## Begin
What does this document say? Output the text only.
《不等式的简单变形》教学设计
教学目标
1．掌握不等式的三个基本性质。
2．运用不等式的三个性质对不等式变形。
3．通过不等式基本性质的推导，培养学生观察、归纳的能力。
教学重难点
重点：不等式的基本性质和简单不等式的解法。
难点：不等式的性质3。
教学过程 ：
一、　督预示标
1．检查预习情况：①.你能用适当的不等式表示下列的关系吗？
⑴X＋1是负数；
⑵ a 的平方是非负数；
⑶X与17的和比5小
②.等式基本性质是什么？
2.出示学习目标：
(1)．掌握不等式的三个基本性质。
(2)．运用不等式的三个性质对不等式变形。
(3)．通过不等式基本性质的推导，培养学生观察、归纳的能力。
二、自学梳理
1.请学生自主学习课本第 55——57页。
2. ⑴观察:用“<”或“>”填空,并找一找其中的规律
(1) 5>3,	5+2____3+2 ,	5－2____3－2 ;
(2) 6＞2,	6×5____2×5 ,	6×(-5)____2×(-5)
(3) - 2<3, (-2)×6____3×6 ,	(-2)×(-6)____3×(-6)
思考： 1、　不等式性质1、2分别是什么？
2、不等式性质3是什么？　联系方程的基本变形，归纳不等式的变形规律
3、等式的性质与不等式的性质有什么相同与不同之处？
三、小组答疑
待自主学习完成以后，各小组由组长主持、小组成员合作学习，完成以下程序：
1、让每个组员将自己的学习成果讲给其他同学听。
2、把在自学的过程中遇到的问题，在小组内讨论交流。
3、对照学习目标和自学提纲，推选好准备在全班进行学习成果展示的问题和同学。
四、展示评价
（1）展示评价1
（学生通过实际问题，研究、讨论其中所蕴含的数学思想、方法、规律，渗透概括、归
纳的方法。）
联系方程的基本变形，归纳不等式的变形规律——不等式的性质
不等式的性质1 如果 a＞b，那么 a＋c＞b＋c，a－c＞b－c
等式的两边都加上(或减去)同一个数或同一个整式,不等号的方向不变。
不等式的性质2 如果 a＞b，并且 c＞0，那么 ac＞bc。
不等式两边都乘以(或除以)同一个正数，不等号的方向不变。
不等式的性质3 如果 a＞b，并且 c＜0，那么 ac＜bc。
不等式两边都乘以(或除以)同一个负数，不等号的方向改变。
## End
__What you should do__. Repeat the data precisely, reproducing every entry.

__Final answer__.
What does this document say? Output the text only.
《不等式的简单变形》教学设计
教学目标
1．掌握不等式的三个基本性质。
2．运用不等式的三个性质对不等式变形。
3．通过不等式基本性质的推导，培养学生观察、归纳的能力。
教学重难点
重点：不等式的基本性质和简单不等式的解法。
难点：不等式的性质3。
教学过程 ：
一、　督预示标
1．检查预习情况：①.你能用适当的不等式表示下列的关系吗？
⑴X＋1是负数；
⑵ a 的平方是非负数；
⑶X与17的和比5小
②.等式基本性质是什么？
2.出示学习目标：
(1)．掌握不等式的三个基本性质。
(2)．运用不等式的三个性质对不等式变形。
(3)．通过不等式基本性质的推导，培养学生观察、归纳的能力。
二、自学梳理
1.请学生自主学习课本第 55——57页。
2. ⑴观察:用“<”或“>”填空,并找一找其中的规律
(1) 5>3,	5+2____3+2 ,	5－2____3－2 ;
(2) 6＞2,	6×5____2×5 ,	6×(-5)____2×(-5)
(3) - 2<3, (-2)×6____3×6 ,	(-2)×(-6)____3×(-6)
思考： 1、　不等式性质1、2分别是什么？
2、不等式性质3是什么？　联系方程的基本变形，归纳不等式的变形规律
3、等式的性质与不等式的性质有什么相同与不同之处？
三、小组答疑
待自主学习完成以后，各小组由组长主持、小组成员合作学习，完成以下程序：
1、让每个组员将自己的学习成果讲给其他同学听。
2、把在自学的过程中遇到的问题，在小组内讨论交流。
3、对照学习目标和自学提纲，推选好准备在全班进行学习成果展示的问题和同学。
四、展示评价
（1）展示评价1
（学生通过实际问题，研究、讨论其中所蕴含的数学思想、方法、规律，渗透概括、归
纳的方法。）
联系方程的基本变形，归纳不等式的变形规律——不等式的性质
不等式的性质1 如果 a＞b，那么 a＋c＞b＋c，a－c＞b－c
等式的两边都加上(或减去)同一个数或同一个整式,不等号的方向不变。
不等式的性质2 如果 a＞b，并且 c＞0，那么 ac＞bc。
不等式两边都乘以(或除以)同一个正数，不等号的方向不变。
不等式的性质3 如果 a＞b，并且 c＜0，那么 ac＜bc。
不等式两边都乘以(或除以)同一个负数，不等号的方向改变。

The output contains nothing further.